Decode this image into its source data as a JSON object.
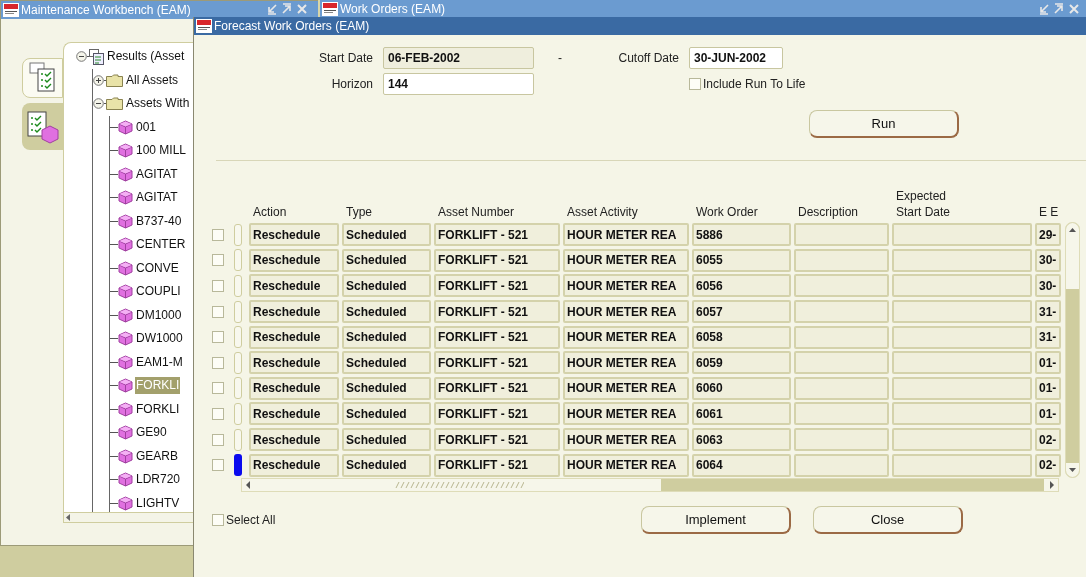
{
  "workbench_window": {
    "title": "Maintenance Workbench (EAM)",
    "side_tabs": [
      {
        "kind": "list",
        "selected": false
      },
      {
        "kind": "asset",
        "selected": true
      }
    ],
    "tree": [
      {
        "label": "Results (Asset",
        "kind": "results",
        "expanded": true,
        "children": [
          {
            "label": "All Assets",
            "kind": "folder",
            "expanded": false
          },
          {
            "label": "Assets With",
            "kind": "folder",
            "expanded": true,
            "children": [
              {
                "label": "001",
                "kind": "asset",
                "selected": false
              },
              {
                "label": "100 MILL",
                "kind": "asset",
                "selected": false
              },
              {
                "label": "AGITAT",
                "kind": "asset",
                "selected": false
              },
              {
                "label": "AGITAT",
                "kind": "asset",
                "selected": false
              },
              {
                "label": "B737-40",
                "kind": "asset",
                "selected": false
              },
              {
                "label": "CENTER",
                "kind": "asset",
                "selected": false
              },
              {
                "label": "CONVE",
                "kind": "asset",
                "selected": false
              },
              {
                "label": "COUPLI",
                "kind": "asset",
                "selected": false
              },
              {
                "label": "DM1000",
                "kind": "asset",
                "selected": false
              },
              {
                "label": "DW1000",
                "kind": "asset",
                "selected": false
              },
              {
                "label": "EAM1-M",
                "kind": "asset",
                "selected": false
              },
              {
                "label": "FORKLI",
                "kind": "asset",
                "selected": true
              },
              {
                "label": "FORKLI",
                "kind": "asset",
                "selected": false
              },
              {
                "label": "GE90",
                "kind": "asset",
                "selected": false
              },
              {
                "label": "GEARB",
                "kind": "asset",
                "selected": false
              },
              {
                "label": "LDR720",
                "kind": "asset",
                "selected": false
              },
              {
                "label": "LIGHTV",
                "kind": "asset",
                "selected": false
              }
            ]
          }
        ]
      }
    ]
  },
  "work_orders_window": {
    "title": "Work Orders (EAM)"
  },
  "forecast_window": {
    "title": "Forecast Work Orders (EAM)",
    "start_date": {
      "label": "Start Date",
      "value": "06-FEB-2002",
      "disabled": true
    },
    "range_dash": "-",
    "cutoff_date": {
      "label": "Cutoff Date",
      "value": "30-JUN-2002",
      "disabled": false
    },
    "horizon": {
      "label": "Horizon",
      "value": "144",
      "disabled": false
    },
    "include_run_to_life": {
      "label": "Include Run To Life",
      "checked": false
    },
    "run_button": {
      "label": "Run"
    },
    "table": {
      "columns": [
        "Action",
        "Type",
        "Asset Number",
        "Asset Activity",
        "Work Order",
        "Description",
        "Expected Start Date",
        "E E"
      ],
      "rows": [
        {
          "checked": false,
          "current": false,
          "cells": [
            "Reschedule",
            "Scheduled",
            "FORKLIFT - 521",
            "HOUR METER REA",
            "5886",
            "",
            "",
            "29-"
          ]
        },
        {
          "checked": false,
          "current": false,
          "cells": [
            "Reschedule",
            "Scheduled",
            "FORKLIFT - 521",
            "HOUR METER REA",
            "6055",
            "",
            "",
            "30-"
          ]
        },
        {
          "checked": false,
          "current": false,
          "cells": [
            "Reschedule",
            "Scheduled",
            "FORKLIFT - 521",
            "HOUR METER REA",
            "6056",
            "",
            "",
            "30-"
          ]
        },
        {
          "checked": false,
          "current": false,
          "cells": [
            "Reschedule",
            "Scheduled",
            "FORKLIFT - 521",
            "HOUR METER REA",
            "6057",
            "",
            "",
            "31-"
          ]
        },
        {
          "checked": false,
          "current": false,
          "cells": [
            "Reschedule",
            "Scheduled",
            "FORKLIFT - 521",
            "HOUR METER REA",
            "6058",
            "",
            "",
            "31-"
          ]
        },
        {
          "checked": false,
          "current": false,
          "cells": [
            "Reschedule",
            "Scheduled",
            "FORKLIFT - 521",
            "HOUR METER REA",
            "6059",
            "",
            "",
            "01-"
          ]
        },
        {
          "checked": false,
          "current": false,
          "cells": [
            "Reschedule",
            "Scheduled",
            "FORKLIFT - 521",
            "HOUR METER REA",
            "6060",
            "",
            "",
            "01-"
          ]
        },
        {
          "checked": false,
          "current": false,
          "cells": [
            "Reschedule",
            "Scheduled",
            "FORKLIFT - 521",
            "HOUR METER REA",
            "6061",
            "",
            "",
            "01-"
          ]
        },
        {
          "checked": false,
          "current": false,
          "cells": [
            "Reschedule",
            "Scheduled",
            "FORKLIFT - 521",
            "HOUR METER REA",
            "6063",
            "",
            "",
            "02-"
          ]
        },
        {
          "checked": false,
          "current": true,
          "cells": [
            "Reschedule",
            "Scheduled",
            "FORKLIFT - 521",
            "HOUR METER REA",
            "6064",
            "",
            "",
            "02-"
          ]
        }
      ]
    },
    "select_all": {
      "label": "Select All",
      "checked": false
    },
    "buttons": [
      {
        "label": "Implement"
      },
      {
        "label": "Close"
      }
    ]
  }
}
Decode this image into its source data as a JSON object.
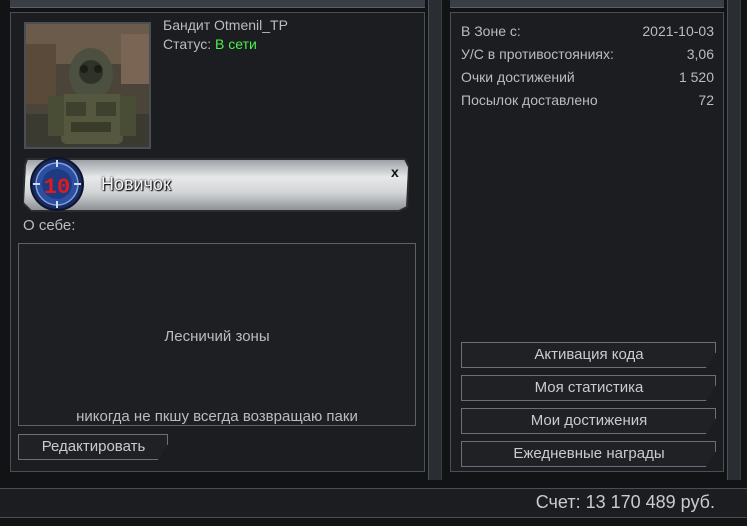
{
  "profile": {
    "name": "Бандит Otmenil_TP",
    "status_label": "Статус:",
    "status_value": "В сети",
    "rank_level": "10",
    "rank_title": "Новичок",
    "rank_close": "x",
    "about_label": "О себе:",
    "about_line1": "Лесничий зоны",
    "about_line2": "никогда не пкшу всегда возвращаю паки",
    "edit_button": "Редактировать"
  },
  "stats": [
    {
      "label": "В Зоне с:",
      "value": "2021-10-03"
    },
    {
      "label": "У/С в противостояниях:",
      "value": "3,06"
    },
    {
      "label": "Очки достижений",
      "value": "1 520"
    },
    {
      "label": "Посылок доставлено",
      "value": "72"
    }
  ],
  "actions": {
    "activate_code": "Активация кода",
    "my_stats": "Моя статистика",
    "my_achievements": "Мои достижения",
    "daily_rewards": "Ежедневные награды"
  },
  "footer": {
    "balance": "Счет: 13 170 489 руб."
  },
  "colors": {
    "online": "#4cf04c",
    "panel_bg": "#1b1d20",
    "border": "#4a4f55"
  },
  "icons": {
    "avatar": "armored-stalker-avatar",
    "rank_badge": "rank-10-badge-icon"
  }
}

Given problem: Write out the entries again, exactly as given, skipping any images.

Reply:
Decode this image into its source data as a JSON object.
{
  "workbench_window": {
    "title": "Maintenance Workbench (EAM)",
    "side_tabs": [
      {
        "kind": "list",
        "selected": false
      },
      {
        "kind": "asset",
        "selected": true
      }
    ],
    "tree": [
      {
        "label": "Results (Asset",
        "kind": "results",
        "expanded": true,
        "children": [
          {
            "label": "All Assets",
            "kind": "folder",
            "expanded": false
          },
          {
            "label": "Assets With",
            "kind": "folder",
            "expanded": true,
            "children": [
              {
                "label": "001",
                "kind": "asset",
                "selected": false
              },
              {
                "label": "100 MILL",
                "kind": "asset",
                "selected": false
              },
              {
                "label": "AGITAT",
                "kind": "asset",
                "selected": false
              },
              {
                "label": "AGITAT",
                "kind": "asset",
                "selected": false
              },
              {
                "label": "B737-40",
                "kind": "asset",
                "selected": false
              },
              {
                "label": "CENTER",
                "kind": "asset",
                "selected": false
              },
              {
                "label": "CONVE",
                "kind": "asset",
                "selected": false
              },
              {
                "label": "COUPLI",
                "kind": "asset",
                "selected": false
              },
              {
                "label": "DM1000",
                "kind": "asset",
                "selected": false
              },
              {
                "label": "DW1000",
                "kind": "asset",
                "selected": false
              },
              {
                "label": "EAM1-M",
                "kind": "asset",
                "selected": false
              },
              {
                "label": "FORKLI",
                "kind": "asset",
                "selected": true
              },
              {
                "label": "FORKLI",
                "kind": "asset",
                "selected": false
              },
              {
                "label": "GE90",
                "kind": "asset",
                "selected": false
              },
              {
                "label": "GEARB",
                "kind": "asset",
                "selected": false
              },
              {
                "label": "LDR720",
                "kind": "asset",
                "selected": false
              },
              {
                "label": "LIGHTV",
                "kind": "asset",
                "selected": false
              }
            ]
          }
        ]
      }
    ]
  },
  "work_orders_window": {
    "title": "Work Orders (EAM)"
  },
  "forecast_window": {
    "title": "Forecast Work Orders (EAM)",
    "start_date": {
      "label": "Start Date",
      "value": "06-FEB-2002",
      "disabled": true
    },
    "range_dash": "-",
    "cutoff_date": {
      "label": "Cutoff Date",
      "value": "30-JUN-2002",
      "disabled": false
    },
    "horizon": {
      "label": "Horizon",
      "value": "144",
      "disabled": false
    },
    "include_run_to_life": {
      "label": "Include Run To Life",
      "checked": false
    },
    "run_button": {
      "label": "Run"
    },
    "table": {
      "columns": [
        "Action",
        "Type",
        "Asset Number",
        "Asset Activity",
        "Work Order",
        "Description",
        "Expected Start Date",
        "E E"
      ],
      "rows": [
        {
          "checked": false,
          "current": false,
          "cells": [
            "Reschedule",
            "Scheduled",
            "FORKLIFT - 521",
            "HOUR METER REA",
            "5886",
            "",
            "",
            "29-"
          ]
        },
        {
          "checked": false,
          "current": false,
          "cells": [
            "Reschedule",
            "Scheduled",
            "FORKLIFT - 521",
            "HOUR METER REA",
            "6055",
            "",
            "",
            "30-"
          ]
        },
        {
          "checked": false,
          "current": false,
          "cells": [
            "Reschedule",
            "Scheduled",
            "FORKLIFT - 521",
            "HOUR METER REA",
            "6056",
            "",
            "",
            "30-"
          ]
        },
        {
          "checked": false,
          "current": false,
          "cells": [
            "Reschedule",
            "Scheduled",
            "FORKLIFT - 521",
            "HOUR METER REA",
            "6057",
            "",
            "",
            "31-"
          ]
        },
        {
          "checked": false,
          "current": false,
          "cells": [
            "Reschedule",
            "Scheduled",
            "FORKLIFT - 521",
            "HOUR METER REA",
            "6058",
            "",
            "",
            "31-"
          ]
        },
        {
          "checked": false,
          "current": false,
          "cells": [
            "Reschedule",
            "Scheduled",
            "FORKLIFT - 521",
            "HOUR METER REA",
            "6059",
            "",
            "",
            "01-"
          ]
        },
        {
          "checked": false,
          "current": false,
          "cells": [
            "Reschedule",
            "Scheduled",
            "FORKLIFT - 521",
            "HOUR METER REA",
            "6060",
            "",
            "",
            "01-"
          ]
        },
        {
          "checked": false,
          "current": false,
          "cells": [
            "Reschedule",
            "Scheduled",
            "FORKLIFT - 521",
            "HOUR METER REA",
            "6061",
            "",
            "",
            "01-"
          ]
        },
        {
          "checked": false,
          "current": false,
          "cells": [
            "Reschedule",
            "Scheduled",
            "FORKLIFT - 521",
            "HOUR METER REA",
            "6063",
            "",
            "",
            "02-"
          ]
        },
        {
          "checked": false,
          "current": true,
          "cells": [
            "Reschedule",
            "Scheduled",
            "FORKLIFT - 521",
            "HOUR METER REA",
            "6064",
            "",
            "",
            "02-"
          ]
        }
      ]
    },
    "select_all": {
      "label": "Select All",
      "checked": false
    },
    "buttons": [
      {
        "label": "Implement"
      },
      {
        "label": "Close"
      }
    ]
  }
}
Decode this image into its source data as a JSON object.
{
  "profile": {
    "name": "Бандит Otmenil_TP",
    "status_label": "Статус:",
    "status_value": "В сети",
    "rank_level": "10",
    "rank_title": "Новичок",
    "rank_close": "x",
    "about_label": "О себе:",
    "about_line1": "Лесничий зоны",
    "about_line2": "никогда не пкшу всегда возвращаю паки",
    "edit_button": "Редактировать"
  },
  "stats": [
    {
      "label": "В Зоне с:",
      "value": "2021-10-03"
    },
    {
      "label": "У/С в противостояниях:",
      "value": "3,06"
    },
    {
      "label": "Очки достижений",
      "value": "1 520"
    },
    {
      "label": "Посылок доставлено",
      "value": "72"
    }
  ],
  "actions": {
    "activate_code": "Активация кода",
    "my_stats": "Моя статистика",
    "my_achievements": "Мои достижения",
    "daily_rewards": "Ежедневные награды"
  },
  "footer": {
    "balance": "Счет: 13 170 489 руб."
  },
  "colors": {
    "online": "#4cf04c",
    "panel_bg": "#1b1d20",
    "border": "#4a4f55"
  },
  "icons": {
    "avatar": "armored-stalker-avatar",
    "rank_badge": "rank-10-badge-icon"
  }
}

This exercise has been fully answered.